_PASAJE PROPORCIONADO:_
- - -
Úbeda recuperó una parte de su historia

Treinta años es mucho tiempo. Es casi una anécdota para una cofradía de siglos, pero también casi la mitad de la vida de una persona y casi los años en los que ha estado cerrada al culto la capilla de Nuestro Padre Jesús Nazareno, debido a la mala suerte y a la ineptitud de unos cuantos. Ha sido tanto el tiempo en el que se nos ha privado de poder rezar “como lo hacíamos siempre”, que una gran parte de los ubetenses ya ansiaba la reapertura de este íntimo lugar del centro histórico. Se notó mucho en la mañana del día 4 de diciembre, cuando una misa solemnísima era el prólogo de esta deseada reapertura al culto.

La iglesia de Santa María de los Reales Alcázares se llenó de fieles. Todos los bancos estuvieron repletos y casi no quedó una baldosa libre, ocupada por las personas a las que no les importó permanecer en pie durante más de hora y media. La cofradía lo había organizado todo con meticulosidad, tal y como corresponde hacer a quienes se sienten integrantes de una gran hermandad y depositarios de una memoria de siglos. Allí estuvieron los representantes de las demás hermandades, miembros reputados de la Agrupación Musical Ubetense, para interpretar el mágico y emocionante Misere, el grupo de cámara “Cantábile”, que solemnizó el acto más, si cabe. Allí acudieron en masa los fieles, muchos fieles, muchos más que los que componen la hermandad porque, en Úbeda, la devoción por Jesús Nazareno trasciende los límites de la cofradía, se mezcla con el pueblo cristiano y se pierde en los siglos que la han hecho afianzarse entre cualquiera de los creyentes, aunque haya quien no lo admita de buen grado. Decir JESÚS, en Úbeda, son palabras mayores y eso se notó en el silencio, en la devoción, en los suspiros y en las lágrimas de quienes no pudieron o no quisieron contener la emoción.
- - -
_CONJUNTO DE DATOS:_
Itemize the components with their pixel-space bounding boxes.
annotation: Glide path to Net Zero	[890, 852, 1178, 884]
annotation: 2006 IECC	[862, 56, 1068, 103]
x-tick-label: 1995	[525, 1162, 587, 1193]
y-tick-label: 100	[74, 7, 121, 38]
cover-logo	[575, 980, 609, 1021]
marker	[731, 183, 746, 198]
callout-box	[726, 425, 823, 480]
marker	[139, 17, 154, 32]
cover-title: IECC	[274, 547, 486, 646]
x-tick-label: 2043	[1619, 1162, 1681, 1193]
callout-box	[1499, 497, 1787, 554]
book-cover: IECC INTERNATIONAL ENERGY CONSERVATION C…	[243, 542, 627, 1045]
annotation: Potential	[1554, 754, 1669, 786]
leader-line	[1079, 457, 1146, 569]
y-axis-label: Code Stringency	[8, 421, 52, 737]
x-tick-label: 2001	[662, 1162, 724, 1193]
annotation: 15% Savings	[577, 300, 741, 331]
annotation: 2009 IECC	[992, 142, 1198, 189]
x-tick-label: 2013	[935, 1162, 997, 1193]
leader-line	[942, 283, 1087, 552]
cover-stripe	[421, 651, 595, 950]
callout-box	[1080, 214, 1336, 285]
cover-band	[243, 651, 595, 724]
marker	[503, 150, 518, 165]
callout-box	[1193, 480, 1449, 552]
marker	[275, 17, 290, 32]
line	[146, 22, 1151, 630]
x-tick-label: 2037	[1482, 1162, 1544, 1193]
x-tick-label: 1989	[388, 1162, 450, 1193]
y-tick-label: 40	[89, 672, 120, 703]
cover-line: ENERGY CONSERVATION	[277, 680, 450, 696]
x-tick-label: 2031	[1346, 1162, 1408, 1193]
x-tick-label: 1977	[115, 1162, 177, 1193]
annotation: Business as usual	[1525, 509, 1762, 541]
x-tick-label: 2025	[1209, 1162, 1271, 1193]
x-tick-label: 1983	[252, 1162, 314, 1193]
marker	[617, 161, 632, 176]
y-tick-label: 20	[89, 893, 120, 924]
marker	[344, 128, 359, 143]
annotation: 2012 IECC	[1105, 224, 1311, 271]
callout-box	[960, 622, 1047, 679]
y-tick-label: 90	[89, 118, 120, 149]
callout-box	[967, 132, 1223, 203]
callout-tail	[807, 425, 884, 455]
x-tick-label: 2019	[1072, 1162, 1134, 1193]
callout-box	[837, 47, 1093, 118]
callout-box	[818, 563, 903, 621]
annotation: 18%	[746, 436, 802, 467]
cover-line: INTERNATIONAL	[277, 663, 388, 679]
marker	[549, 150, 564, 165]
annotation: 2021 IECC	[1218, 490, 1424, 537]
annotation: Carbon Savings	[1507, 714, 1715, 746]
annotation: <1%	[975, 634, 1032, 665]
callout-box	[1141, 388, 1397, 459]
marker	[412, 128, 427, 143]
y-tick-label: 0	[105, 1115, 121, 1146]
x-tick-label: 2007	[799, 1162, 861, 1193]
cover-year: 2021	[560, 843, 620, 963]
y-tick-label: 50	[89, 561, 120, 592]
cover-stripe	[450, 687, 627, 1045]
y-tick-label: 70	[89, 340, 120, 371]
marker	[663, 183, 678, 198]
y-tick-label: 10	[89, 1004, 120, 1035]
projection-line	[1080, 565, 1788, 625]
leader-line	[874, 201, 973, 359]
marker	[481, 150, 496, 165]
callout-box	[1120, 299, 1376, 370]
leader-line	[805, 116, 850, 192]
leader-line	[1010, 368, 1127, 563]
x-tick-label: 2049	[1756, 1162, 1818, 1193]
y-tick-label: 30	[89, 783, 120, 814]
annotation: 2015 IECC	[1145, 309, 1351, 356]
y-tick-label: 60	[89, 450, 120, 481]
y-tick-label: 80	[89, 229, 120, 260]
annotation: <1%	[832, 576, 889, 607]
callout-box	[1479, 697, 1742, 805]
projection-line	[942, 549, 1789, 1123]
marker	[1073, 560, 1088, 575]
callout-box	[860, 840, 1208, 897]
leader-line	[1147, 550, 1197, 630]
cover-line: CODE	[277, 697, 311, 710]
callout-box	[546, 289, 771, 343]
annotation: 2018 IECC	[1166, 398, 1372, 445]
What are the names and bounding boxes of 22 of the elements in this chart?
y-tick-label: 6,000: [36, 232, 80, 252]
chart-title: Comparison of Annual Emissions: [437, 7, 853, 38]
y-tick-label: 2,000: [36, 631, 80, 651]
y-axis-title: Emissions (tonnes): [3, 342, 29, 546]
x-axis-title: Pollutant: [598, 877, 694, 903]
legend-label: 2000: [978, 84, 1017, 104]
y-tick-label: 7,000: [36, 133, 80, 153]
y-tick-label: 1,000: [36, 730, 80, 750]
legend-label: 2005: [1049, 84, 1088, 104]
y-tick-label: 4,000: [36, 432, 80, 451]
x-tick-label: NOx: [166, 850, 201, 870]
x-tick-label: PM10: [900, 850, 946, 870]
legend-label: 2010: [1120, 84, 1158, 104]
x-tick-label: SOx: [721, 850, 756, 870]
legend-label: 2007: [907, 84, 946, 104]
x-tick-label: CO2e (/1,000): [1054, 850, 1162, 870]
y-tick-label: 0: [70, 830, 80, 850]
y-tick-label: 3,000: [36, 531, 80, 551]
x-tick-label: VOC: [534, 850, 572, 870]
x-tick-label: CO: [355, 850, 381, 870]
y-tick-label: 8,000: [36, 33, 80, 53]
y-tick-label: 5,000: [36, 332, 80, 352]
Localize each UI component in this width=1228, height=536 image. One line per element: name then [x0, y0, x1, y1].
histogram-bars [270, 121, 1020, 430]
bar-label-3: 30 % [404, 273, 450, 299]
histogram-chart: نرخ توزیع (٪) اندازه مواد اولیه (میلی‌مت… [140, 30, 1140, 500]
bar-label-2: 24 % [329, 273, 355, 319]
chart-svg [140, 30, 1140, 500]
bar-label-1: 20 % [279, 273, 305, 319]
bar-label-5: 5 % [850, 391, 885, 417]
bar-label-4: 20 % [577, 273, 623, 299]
- - -
Transcriba del pasaje todo lo que va desde "Úbeda recuperó una" hasta "reapertura al culto.". Las filas constituyen material independiente del pasaje.

Úbeda recuperó una parte de su historia

Treinta años es mucho tiempo. Es casi una anécdota para una cofradía de siglos, pero también casi la mitad de la vida de una persona y casi los años en los que ha estado cerrada al culto la capilla de Nuestro Padre Jesús Nazareno, debido a la mala suerte y a la ineptitud de unos cuantos. Ha sido tanto el tiempo en el que se nos ha privado de poder rezar “como lo hacíamos siempre”, que una gran parte de los ubetenses ya ansiaba la reapertura de este íntimo lugar del centro histórico. Se notó mucho en la mañana del día 4 de diciembre, cuando una misa solemnísima era el prólogo de esta deseada reapertura al culto.